In the part of the items that opens with the line containing "96, 632, 117]" and closes with the line containing "8, 204, 34]", replace "interactable" with "clickable". Return only those lines, otherwise unchanged.

***** RECORDS SUPPLIED

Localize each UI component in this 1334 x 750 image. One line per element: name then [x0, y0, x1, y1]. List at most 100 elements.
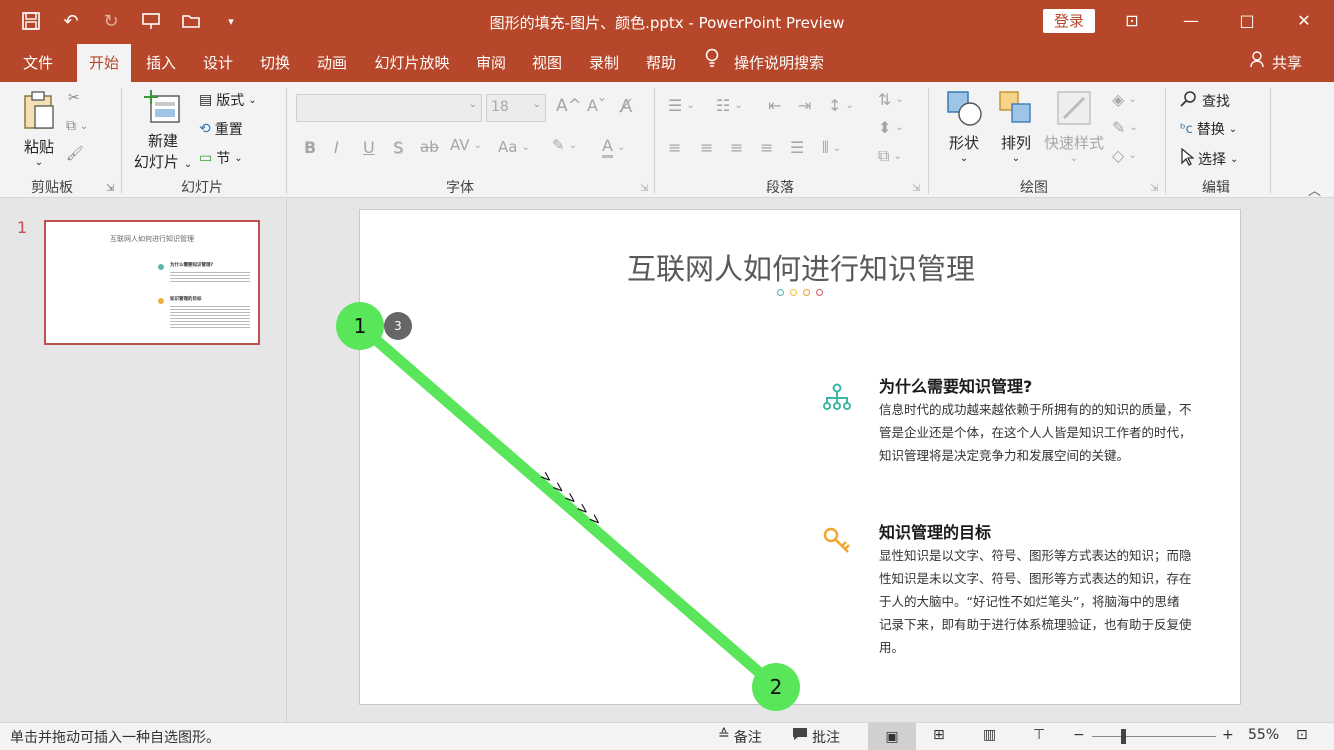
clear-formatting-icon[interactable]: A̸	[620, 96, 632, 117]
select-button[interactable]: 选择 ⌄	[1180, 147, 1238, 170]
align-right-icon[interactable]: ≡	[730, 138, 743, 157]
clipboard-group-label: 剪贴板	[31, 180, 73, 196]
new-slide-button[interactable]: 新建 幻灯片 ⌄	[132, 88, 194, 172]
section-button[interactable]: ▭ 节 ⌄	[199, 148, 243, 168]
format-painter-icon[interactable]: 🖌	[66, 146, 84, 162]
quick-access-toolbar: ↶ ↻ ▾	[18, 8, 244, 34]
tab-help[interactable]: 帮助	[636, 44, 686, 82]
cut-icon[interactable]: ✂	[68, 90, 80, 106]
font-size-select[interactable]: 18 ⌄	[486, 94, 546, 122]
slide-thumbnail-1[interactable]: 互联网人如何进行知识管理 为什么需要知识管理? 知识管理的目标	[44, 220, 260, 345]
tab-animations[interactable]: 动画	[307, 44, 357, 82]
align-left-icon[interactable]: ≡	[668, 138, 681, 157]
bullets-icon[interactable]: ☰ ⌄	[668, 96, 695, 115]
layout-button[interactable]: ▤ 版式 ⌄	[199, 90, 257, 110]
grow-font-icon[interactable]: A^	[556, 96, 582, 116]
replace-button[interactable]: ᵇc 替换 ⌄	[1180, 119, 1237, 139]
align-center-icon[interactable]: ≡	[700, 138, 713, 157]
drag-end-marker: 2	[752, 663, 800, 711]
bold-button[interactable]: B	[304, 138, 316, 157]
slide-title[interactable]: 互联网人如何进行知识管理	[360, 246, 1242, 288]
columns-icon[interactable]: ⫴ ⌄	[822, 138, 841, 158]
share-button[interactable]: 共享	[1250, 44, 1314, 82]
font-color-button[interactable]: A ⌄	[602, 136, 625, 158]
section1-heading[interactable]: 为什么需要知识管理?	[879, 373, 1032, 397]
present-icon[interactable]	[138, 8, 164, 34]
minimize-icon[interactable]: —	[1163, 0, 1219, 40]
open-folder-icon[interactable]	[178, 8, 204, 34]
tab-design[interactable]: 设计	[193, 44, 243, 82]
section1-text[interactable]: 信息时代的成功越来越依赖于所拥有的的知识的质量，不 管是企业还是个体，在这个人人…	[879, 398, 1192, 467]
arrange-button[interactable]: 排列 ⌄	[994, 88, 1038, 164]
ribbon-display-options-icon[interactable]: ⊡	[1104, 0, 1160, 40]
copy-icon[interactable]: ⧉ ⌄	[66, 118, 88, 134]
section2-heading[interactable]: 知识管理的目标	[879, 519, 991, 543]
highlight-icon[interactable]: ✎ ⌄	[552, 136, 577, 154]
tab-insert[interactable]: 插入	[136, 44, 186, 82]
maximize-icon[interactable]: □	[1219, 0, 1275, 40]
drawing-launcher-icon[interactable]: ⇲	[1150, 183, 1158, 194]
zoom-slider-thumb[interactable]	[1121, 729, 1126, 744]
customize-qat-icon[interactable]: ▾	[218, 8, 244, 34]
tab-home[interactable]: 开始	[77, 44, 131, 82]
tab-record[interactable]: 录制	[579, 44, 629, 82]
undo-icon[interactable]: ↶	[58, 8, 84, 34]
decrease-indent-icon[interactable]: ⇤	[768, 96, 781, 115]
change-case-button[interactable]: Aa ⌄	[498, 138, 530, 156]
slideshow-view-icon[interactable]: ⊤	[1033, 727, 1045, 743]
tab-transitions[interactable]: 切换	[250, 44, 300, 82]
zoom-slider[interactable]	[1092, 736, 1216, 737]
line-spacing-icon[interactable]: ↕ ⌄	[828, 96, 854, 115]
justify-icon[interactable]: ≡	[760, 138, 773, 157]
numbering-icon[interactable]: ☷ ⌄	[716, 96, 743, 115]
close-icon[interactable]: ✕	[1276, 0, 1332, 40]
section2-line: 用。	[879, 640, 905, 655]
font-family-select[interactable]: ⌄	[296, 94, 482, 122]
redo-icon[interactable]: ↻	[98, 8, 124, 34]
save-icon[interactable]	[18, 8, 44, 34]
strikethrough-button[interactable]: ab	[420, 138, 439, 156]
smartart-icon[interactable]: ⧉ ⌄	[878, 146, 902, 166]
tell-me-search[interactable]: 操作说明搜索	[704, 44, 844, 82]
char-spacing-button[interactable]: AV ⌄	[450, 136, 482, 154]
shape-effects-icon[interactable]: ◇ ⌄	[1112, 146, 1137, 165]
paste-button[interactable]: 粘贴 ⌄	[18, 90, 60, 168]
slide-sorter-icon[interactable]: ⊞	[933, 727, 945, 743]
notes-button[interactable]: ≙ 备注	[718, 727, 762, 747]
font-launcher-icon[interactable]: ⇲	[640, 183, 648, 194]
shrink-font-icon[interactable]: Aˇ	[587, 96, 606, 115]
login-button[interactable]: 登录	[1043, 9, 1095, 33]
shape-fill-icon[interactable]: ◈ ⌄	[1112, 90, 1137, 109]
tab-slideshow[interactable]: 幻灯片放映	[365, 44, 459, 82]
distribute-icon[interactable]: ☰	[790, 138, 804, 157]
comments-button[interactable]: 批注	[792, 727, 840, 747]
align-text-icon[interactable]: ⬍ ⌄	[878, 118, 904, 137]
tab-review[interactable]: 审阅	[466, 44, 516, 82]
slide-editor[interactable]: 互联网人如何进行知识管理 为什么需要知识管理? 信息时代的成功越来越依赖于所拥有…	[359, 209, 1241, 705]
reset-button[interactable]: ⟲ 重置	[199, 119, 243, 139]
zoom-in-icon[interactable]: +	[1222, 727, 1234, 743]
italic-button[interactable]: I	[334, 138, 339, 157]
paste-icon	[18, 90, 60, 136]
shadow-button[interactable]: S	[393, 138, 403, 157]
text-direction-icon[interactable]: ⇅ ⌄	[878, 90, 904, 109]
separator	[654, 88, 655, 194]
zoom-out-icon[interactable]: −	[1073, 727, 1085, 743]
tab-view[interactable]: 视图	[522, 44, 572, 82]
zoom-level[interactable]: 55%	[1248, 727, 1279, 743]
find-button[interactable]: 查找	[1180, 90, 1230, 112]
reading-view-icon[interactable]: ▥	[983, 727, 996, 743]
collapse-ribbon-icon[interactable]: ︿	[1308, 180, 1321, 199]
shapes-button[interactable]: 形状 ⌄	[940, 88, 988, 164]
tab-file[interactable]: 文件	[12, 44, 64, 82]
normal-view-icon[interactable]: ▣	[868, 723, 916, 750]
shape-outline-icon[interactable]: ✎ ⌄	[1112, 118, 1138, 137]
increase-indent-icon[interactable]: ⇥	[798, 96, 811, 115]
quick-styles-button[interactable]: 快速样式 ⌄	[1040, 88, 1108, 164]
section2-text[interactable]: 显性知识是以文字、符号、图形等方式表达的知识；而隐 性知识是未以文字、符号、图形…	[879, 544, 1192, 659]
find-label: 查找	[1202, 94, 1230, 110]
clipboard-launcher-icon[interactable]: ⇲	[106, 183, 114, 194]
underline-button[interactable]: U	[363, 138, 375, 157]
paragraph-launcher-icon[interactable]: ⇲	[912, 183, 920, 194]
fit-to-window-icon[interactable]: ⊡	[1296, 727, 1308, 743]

**********
***** RECORDS SUPPLIED

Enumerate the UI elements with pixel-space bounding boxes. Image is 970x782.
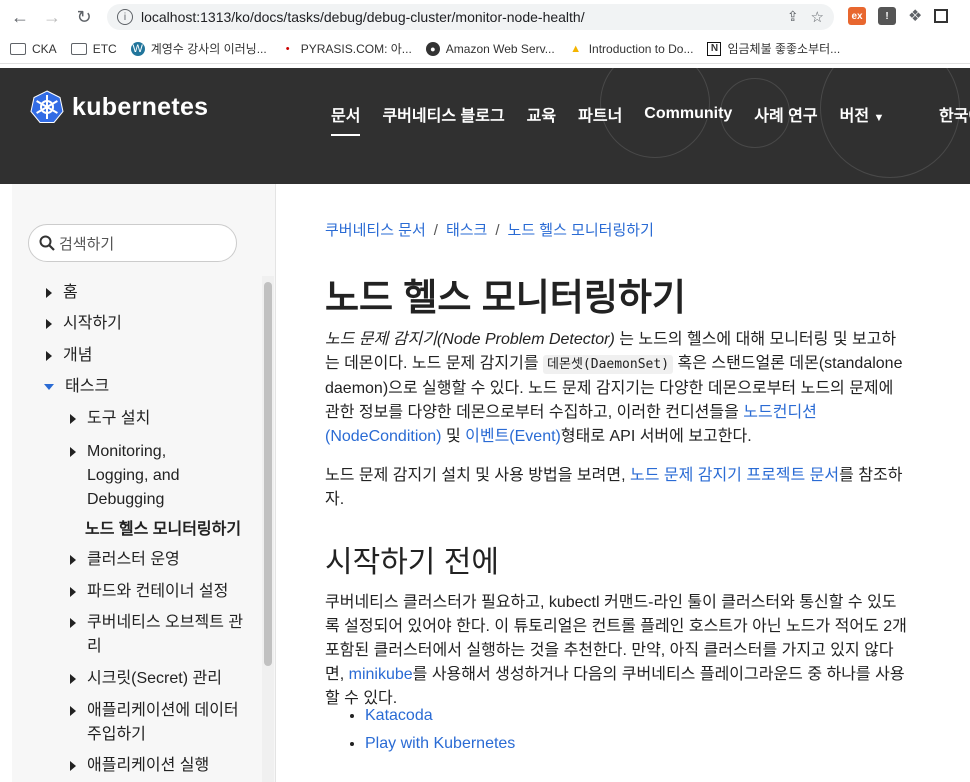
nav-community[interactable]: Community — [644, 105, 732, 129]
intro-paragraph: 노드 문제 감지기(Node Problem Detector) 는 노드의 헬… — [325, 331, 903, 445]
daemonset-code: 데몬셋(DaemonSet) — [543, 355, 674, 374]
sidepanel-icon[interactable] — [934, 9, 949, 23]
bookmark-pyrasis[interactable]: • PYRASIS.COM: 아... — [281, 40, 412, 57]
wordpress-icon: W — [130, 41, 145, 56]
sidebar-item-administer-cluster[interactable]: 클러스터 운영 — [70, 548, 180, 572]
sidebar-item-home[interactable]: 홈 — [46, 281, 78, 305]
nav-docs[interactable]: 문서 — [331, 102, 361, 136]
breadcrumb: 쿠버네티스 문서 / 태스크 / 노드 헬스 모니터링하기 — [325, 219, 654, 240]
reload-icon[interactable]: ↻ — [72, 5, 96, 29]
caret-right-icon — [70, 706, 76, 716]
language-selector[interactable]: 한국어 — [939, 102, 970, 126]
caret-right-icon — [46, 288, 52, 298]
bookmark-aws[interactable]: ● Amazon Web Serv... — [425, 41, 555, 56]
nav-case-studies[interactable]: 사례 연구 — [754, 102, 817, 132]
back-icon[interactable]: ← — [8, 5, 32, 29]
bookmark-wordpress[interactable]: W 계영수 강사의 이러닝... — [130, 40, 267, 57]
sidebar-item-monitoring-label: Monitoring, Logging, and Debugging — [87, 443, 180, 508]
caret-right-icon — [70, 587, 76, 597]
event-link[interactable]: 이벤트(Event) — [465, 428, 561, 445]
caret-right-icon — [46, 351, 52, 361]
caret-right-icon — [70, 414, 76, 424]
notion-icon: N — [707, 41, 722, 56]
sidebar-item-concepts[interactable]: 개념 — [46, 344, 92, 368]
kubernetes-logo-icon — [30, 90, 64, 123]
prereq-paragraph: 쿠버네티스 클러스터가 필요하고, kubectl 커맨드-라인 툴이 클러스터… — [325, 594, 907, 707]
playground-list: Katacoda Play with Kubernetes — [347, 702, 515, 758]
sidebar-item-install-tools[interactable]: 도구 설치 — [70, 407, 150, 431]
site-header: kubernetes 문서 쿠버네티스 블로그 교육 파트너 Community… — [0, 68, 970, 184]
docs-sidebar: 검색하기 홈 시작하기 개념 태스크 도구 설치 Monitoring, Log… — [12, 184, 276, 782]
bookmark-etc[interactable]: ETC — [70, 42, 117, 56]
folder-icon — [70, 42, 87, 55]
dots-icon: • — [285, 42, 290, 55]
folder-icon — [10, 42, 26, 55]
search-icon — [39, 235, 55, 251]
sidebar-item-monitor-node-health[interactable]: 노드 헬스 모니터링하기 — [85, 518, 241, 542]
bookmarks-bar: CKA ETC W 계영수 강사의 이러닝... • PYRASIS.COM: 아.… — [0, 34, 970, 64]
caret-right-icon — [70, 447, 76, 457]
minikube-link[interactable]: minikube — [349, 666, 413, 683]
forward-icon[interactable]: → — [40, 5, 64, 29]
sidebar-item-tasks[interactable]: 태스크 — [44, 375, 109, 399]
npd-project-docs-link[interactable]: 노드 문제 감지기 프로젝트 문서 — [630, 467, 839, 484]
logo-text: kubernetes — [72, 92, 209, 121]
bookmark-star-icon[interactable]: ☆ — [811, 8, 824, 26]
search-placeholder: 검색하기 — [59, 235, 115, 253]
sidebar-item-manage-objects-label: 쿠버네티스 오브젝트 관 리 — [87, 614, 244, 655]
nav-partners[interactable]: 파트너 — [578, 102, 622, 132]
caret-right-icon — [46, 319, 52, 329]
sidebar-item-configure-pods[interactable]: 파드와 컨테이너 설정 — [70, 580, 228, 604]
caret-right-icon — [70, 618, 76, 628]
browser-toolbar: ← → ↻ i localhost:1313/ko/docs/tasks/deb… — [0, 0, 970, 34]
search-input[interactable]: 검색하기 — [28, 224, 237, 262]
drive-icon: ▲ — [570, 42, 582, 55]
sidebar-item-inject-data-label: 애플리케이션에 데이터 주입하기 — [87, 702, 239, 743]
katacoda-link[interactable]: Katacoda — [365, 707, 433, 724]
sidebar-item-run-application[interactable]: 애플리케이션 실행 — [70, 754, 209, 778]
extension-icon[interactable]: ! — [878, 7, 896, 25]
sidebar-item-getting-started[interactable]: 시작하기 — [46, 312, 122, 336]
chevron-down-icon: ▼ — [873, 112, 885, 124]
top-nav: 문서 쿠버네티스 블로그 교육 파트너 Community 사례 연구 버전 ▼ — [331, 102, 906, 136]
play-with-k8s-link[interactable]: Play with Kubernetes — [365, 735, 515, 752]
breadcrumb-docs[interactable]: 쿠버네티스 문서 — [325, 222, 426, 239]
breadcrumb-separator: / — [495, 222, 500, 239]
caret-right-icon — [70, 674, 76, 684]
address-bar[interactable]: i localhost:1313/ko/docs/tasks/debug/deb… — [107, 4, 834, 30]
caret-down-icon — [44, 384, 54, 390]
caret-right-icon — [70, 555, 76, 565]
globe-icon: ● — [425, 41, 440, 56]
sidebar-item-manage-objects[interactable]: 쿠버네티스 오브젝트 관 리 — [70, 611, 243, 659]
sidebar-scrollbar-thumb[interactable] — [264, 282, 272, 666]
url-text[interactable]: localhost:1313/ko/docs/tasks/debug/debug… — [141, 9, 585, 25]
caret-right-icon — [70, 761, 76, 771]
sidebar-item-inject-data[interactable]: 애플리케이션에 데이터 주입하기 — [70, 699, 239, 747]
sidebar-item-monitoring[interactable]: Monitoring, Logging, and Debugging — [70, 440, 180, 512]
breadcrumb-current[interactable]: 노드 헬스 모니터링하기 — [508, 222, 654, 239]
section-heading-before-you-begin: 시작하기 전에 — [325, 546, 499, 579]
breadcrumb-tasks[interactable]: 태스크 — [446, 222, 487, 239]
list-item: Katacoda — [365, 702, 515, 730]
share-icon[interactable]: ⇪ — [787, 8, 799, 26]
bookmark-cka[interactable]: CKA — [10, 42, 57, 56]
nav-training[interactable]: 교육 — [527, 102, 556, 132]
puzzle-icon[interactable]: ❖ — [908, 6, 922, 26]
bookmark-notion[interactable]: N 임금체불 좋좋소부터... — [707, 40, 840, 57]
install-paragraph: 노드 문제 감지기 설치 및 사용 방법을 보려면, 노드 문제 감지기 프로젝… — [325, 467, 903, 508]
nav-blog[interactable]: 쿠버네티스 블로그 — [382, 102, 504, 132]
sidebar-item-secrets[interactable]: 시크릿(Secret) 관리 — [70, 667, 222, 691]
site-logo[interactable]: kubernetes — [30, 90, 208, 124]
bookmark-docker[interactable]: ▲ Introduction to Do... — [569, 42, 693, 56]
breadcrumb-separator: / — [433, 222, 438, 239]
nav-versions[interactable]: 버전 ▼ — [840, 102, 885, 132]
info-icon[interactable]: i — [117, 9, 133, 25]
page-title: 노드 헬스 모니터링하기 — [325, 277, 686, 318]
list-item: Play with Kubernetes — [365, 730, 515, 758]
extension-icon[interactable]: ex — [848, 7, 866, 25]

**********

◆ SOLUTION FOR THIS TASK ◆
clear-formatting-icon[clickable]: A̸	[620, 96, 632, 117]
select-button[clickable]: 选择 ⌄	[1180, 147, 1238, 170]
align-right-icon[clickable]: ≡	[730, 138, 743, 157]
clipboard-group-label: 剪贴板	[31, 180, 73, 196]
new-slide-button[clickable]: 新建 幻灯片 ⌄	[132, 88, 194, 172]
section-button[clickable]: ▭ 节 ⌄	[199, 148, 243, 168]
format-painter-icon[clickable]: 🖌	[66, 146, 84, 162]
quick-access-toolbar: ↶ ↻ ▾	[18, 8, 244, 34]
tab-help[clickable]: 帮助	[636, 44, 686, 82]
cut-icon[clickable]: ✂	[68, 90, 80, 106]
font-size-select[clickable]: 18 ⌄	[486, 94, 546, 122]
slide-thumbnail-1[clickable]: 互联网人如何进行知识管理 为什么需要知识管理? 知识管理的目标	[44, 220, 260, 345]
tab-animations[clickable]: 动画	[307, 44, 357, 82]
align-left-icon[clickable]: ≡	[668, 138, 681, 157]
bullets-icon[clickable]: ☰ ⌄	[668, 96, 695, 115]
layout-button[clickable]: ▤ 版式 ⌄	[199, 90, 257, 110]
grow-font-icon[clickable]: A^	[556, 96, 582, 116]
replace-button[clickable]: ᵇc 替换 ⌄	[1180, 119, 1237, 139]
align-center-icon[clickable]: ≡	[700, 138, 713, 157]
drag-end-marker: 2	[752, 663, 800, 711]
bold-button[clickable]: B	[304, 138, 316, 157]
slide-title[clickable]: 互联网人如何进行知识管理	[360, 246, 1242, 288]
columns-icon[clickable]: ⫴ ⌄	[822, 138, 841, 158]
share-button[clickable]: 共享	[1250, 44, 1314, 82]
font-color-button[clickable]: A ⌄	[602, 136, 625, 158]
section1-heading[clickable]: 为什么需要知识管理?	[879, 373, 1032, 397]
present-icon[clickable]	[138, 8, 164, 34]
minimize-icon[clickable]: —	[1163, 0, 1219, 40]
open-folder-icon[clickable]	[178, 8, 204, 34]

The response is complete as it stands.